<<<<
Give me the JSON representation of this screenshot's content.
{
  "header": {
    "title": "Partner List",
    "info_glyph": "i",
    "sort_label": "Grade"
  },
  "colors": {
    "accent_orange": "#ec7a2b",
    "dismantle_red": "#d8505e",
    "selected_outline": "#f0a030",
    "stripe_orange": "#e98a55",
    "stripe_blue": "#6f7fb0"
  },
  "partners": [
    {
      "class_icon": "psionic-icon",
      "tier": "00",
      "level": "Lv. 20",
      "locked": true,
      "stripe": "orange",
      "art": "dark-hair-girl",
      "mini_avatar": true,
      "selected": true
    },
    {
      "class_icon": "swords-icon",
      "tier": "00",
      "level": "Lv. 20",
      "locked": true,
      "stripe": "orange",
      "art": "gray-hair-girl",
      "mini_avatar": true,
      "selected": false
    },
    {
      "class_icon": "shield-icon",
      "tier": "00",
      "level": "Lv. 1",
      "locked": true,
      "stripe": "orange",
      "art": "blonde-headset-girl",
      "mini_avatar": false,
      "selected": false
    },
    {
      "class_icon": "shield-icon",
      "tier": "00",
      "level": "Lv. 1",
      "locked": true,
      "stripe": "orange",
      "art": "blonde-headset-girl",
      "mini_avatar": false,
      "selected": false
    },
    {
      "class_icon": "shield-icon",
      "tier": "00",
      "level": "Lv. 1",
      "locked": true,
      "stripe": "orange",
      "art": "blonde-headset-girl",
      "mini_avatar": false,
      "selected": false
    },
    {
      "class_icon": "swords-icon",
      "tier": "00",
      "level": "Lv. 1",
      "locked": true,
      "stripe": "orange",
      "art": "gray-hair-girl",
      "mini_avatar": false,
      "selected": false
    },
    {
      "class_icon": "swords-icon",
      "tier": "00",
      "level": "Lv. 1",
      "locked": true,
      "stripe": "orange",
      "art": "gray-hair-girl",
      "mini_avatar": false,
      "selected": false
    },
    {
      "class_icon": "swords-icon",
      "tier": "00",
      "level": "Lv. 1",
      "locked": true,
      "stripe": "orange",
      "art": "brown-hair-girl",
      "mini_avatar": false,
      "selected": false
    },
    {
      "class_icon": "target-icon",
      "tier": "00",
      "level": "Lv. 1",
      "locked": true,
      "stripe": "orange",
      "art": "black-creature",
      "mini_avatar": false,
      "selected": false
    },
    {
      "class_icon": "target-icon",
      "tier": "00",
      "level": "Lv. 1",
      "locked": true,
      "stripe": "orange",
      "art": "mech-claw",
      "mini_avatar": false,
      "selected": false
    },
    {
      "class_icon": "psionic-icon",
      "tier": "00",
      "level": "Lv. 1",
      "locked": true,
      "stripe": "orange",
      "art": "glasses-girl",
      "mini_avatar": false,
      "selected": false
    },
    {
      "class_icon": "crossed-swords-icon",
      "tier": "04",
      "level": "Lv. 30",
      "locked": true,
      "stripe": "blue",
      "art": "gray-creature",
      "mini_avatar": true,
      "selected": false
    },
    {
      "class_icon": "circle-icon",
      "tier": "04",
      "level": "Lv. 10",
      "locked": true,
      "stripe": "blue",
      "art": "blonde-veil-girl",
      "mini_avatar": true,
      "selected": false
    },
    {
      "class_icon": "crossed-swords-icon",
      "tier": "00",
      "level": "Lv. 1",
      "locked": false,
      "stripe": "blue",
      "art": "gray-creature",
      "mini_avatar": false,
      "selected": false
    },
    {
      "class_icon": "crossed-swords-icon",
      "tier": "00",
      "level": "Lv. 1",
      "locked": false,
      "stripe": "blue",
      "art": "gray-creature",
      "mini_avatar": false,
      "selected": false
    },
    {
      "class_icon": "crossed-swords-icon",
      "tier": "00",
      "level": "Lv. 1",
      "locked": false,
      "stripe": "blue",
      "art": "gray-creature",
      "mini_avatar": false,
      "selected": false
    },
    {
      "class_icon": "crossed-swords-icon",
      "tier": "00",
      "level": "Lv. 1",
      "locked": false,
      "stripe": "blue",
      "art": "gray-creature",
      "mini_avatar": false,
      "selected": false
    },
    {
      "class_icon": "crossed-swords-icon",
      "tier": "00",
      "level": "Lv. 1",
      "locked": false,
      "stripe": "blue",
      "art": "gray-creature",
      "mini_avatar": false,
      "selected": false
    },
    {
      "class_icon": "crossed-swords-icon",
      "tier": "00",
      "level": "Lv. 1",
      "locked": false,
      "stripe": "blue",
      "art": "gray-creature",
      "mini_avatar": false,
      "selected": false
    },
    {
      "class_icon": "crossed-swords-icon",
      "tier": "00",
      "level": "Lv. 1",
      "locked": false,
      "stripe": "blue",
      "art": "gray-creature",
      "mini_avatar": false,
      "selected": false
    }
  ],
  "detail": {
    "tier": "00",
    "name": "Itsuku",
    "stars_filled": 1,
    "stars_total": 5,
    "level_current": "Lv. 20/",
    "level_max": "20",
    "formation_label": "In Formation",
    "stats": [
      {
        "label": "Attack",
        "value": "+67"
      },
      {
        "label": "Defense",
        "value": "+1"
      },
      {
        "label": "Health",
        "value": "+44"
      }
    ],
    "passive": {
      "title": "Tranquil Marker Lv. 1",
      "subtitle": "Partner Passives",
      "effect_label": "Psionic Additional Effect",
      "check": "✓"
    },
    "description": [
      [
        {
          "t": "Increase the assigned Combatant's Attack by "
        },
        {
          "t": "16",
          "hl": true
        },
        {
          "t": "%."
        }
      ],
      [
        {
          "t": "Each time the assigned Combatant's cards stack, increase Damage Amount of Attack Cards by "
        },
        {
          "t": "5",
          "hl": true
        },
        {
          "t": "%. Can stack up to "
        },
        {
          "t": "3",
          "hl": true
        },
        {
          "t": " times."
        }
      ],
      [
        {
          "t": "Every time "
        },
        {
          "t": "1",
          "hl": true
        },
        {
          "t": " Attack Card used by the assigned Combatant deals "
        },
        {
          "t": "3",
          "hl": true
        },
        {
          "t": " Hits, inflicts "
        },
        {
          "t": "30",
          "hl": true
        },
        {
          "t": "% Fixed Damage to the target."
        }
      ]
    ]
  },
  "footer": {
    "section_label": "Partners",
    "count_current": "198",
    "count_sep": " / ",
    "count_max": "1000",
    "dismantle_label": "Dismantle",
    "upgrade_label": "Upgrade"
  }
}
>>>>
■ **AIM**
Each line above must be printed exactly as it appears.

■ **FULL ANSWER**
Give me the JSON representation of this screenshot's content.
{
  "header": {
    "title": "Partner List",
    "info_glyph": "i",
    "sort_label": "Grade"
  },
  "colors": {
    "accent_orange": "#ec7a2b",
    "dismantle_red": "#d8505e",
    "selected_outline": "#f0a030",
    "stripe_orange": "#e98a55",
    "stripe_blue": "#6f7fb0"
  },
  "partners": [
    {
      "class_icon": "psionic-icon",
      "tier": "00",
      "level": "Lv. 20",
      "locked": true,
      "stripe": "orange",
      "art": "dark-hair-girl",
      "mini_avatar": true,
      "selected": true
    },
    {
      "class_icon": "swords-icon",
      "tier": "00",
      "level": "Lv. 20",
      "locked": true,
      "stripe": "orange",
      "art": "gray-hair-girl",
      "mini_avatar": true,
      "selected": false
    },
    {
      "class_icon": "shield-icon",
      "tier": "00",
      "level": "Lv. 1",
      "locked": true,
      "stripe": "orange",
      "art": "blonde-headset-girl",
      "mini_avatar": false,
      "selected": false
    },
    {
      "class_icon": "shield-icon",
      "tier": "00",
      "level": "Lv. 1",
      "locked": true,
      "stripe": "orange",
      "art": "blonde-headset-girl",
      "mini_avatar": false,
      "selected": false
    },
    {
      "class_icon": "shield-icon",
      "tier": "00",
      "level": "Lv. 1",
      "locked": true,
      "stripe": "orange",
      "art": "blonde-headset-girl",
      "mini_avatar": false,
      "selected": false
    },
    {
      "class_icon": "swords-icon",
      "tier": "00",
      "level": "Lv. 1",
      "locked": true,
      "stripe": "orange",
      "art": "gray-hair-girl",
      "mini_avatar": false,
      "selected": false
    },
    {
      "class_icon": "swords-icon",
      "tier": "00",
      "level": "Lv. 1",
      "locked": true,
      "stripe": "orange",
      "art": "gray-hair-girl",
      "mini_avatar": false,
      "selected": false
    },
    {
      "class_icon": "swords-icon",
      "tier": "00",
      "level": "Lv. 1",
      "locked": true,
      "stripe": "orange",
      "art": "brown-hair-girl",
      "mini_avatar": false,
      "selected": false
    },
    {
      "class_icon": "target-icon",
      "tier": "00",
      "level": "Lv. 1",
      "locked": true,
      "stripe": "orange",
      "art": "black-creature",
      "mini_avatar": false,
      "selected": false
    },
    {
      "class_icon": "target-icon",
      "tier": "00",
      "level": "Lv. 1",
      "locked": true,
      "stripe": "orange",
      "art": "mech-claw",
      "mini_avatar": false,
      "selected": false
    },
    {
      "class_icon": "psionic-icon",
      "tier": "00",
      "level": "Lv. 1",
      "locked": true,
      "stripe": "orange",
      "art": "glasses-girl",
      "mini_avatar": false,
      "selected": false
    },
    {
      "class_icon": "crossed-swords-icon",
      "tier": "04",
      "level": "Lv. 30",
      "locked": true,
      "stripe": "blue",
      "art": "gray-creature",
      "mini_avatar": true,
      "selected": false
    },
    {
      "class_icon": "circle-icon",
      "tier": "04",
      "level": "Lv. 10",
      "locked": true,
      "stripe": "blue",
      "art": "blonde-veil-girl",
      "mini_avatar": true,
      "selected": false
    },
    {
      "class_icon": "crossed-swords-icon",
      "tier": "00",
      "level": "Lv. 1",
      "locked": false,
      "stripe": "blue",
      "art": "gray-creature",
      "mini_avatar": false,
      "selected": false
    },
    {
      "class_icon": "crossed-swords-icon",
      "tier": "00",
      "level": "Lv. 1",
      "locked": false,
      "stripe": "blue",
      "art": "gray-creature",
      "mini_avatar": false,
      "selected": false
    },
    {
      "class_icon": "crossed-swords-icon",
      "tier": "00",
      "level": "Lv. 1",
      "locked": false,
      "stripe": "blue",
      "art": "gray-creature",
      "mini_avatar": false,
      "selected": false
    },
    {
      "class_icon": "crossed-swords-icon",
      "tier": "00",
      "level": "Lv. 1",
      "locked": false,
      "stripe": "blue",
      "art": "gray-creature",
      "mini_avatar": false,
      "selected": false
    },
    {
      "class_icon": "crossed-swords-icon",
      "tier": "00",
      "level": "Lv. 1",
      "locked": false,
      "stripe": "blue",
      "art": "gray-creature",
      "mini_avatar": false,
      "selected": false
    },
    {
      "class_icon": "crossed-swords-icon",
      "tier": "00",
      "level": "Lv. 1",
      "locked": false,
      "stripe": "blue",
      "art": "gray-creature",
      "mini_avatar": false,
      "selected": false
    },
    {
      "class_icon": "crossed-swords-icon",
      "tier": "00",
      "level": "Lv. 1",
      "locked": false,
      "stripe": "blue",
      "art": "gray-creature",
      "mini_avatar": false,
      "selected": false
    }
  ],
  "detail": {
    "tier": "00",
    "name": "Itsuku",
    "stars_filled": 1,
    "stars_total": 5,
    "level_current": "Lv. 20/",
    "level_max": "20",
    "formation_label": "In Formation",
    "stats": [
      {
        "label": "Attack",
        "value": "+67"
      },
      {
        "label": "Defense",
        "value": "+1"
      },
      {
        "label": "Health",
        "value": "+44"
      }
    ],
    "passive": {
      "title": "Tranquil Marker Lv. 1",
      "subtitle": "Partner Passives",
      "effect_label": "Psionic Additional Effect",
      "check": "✓"
    },
    "description": [
      [
        {
          "t": "Increase the assigned Combatant's Attack by "
        },
        {
          "t": "16",
          "hl": true
        },
        {
          "t": "%."
        }
      ],
      [
        {
          "t": "Each time the assigned Combatant's cards stack, increase Damage Amount of Attack Cards by "
        },
        {
          "t": "5",
          "hl": true
        },
        {
          "t": "%. Can stack up to "
        },
        {
          "t": "3",
          "hl": true
        },
        {
          "t": " times."
        }
      ],
      [
        {
          "t": "Every time "
        },
        {
          "t": "1",
          "hl": true
        },
        {
          "t": " Attack Card used by the assigned Combatant deals "
        },
        {
          "t": "3",
          "hl": true
        },
        {
          "t": " Hits, inflicts "
        },
        {
          "t": "30",
          "hl": true
        },
        {
          "t": "% Fixed Damage to the target."
        }
      ]
    ]
  },
  "footer": {
    "section_label": "Partners",
    "count_current": "198",
    "count_sep": " / ",
    "count_max": "1000",
    "dismantle_label": "Dismantle",
    "upgrade_label": "Upgrade"
  }
}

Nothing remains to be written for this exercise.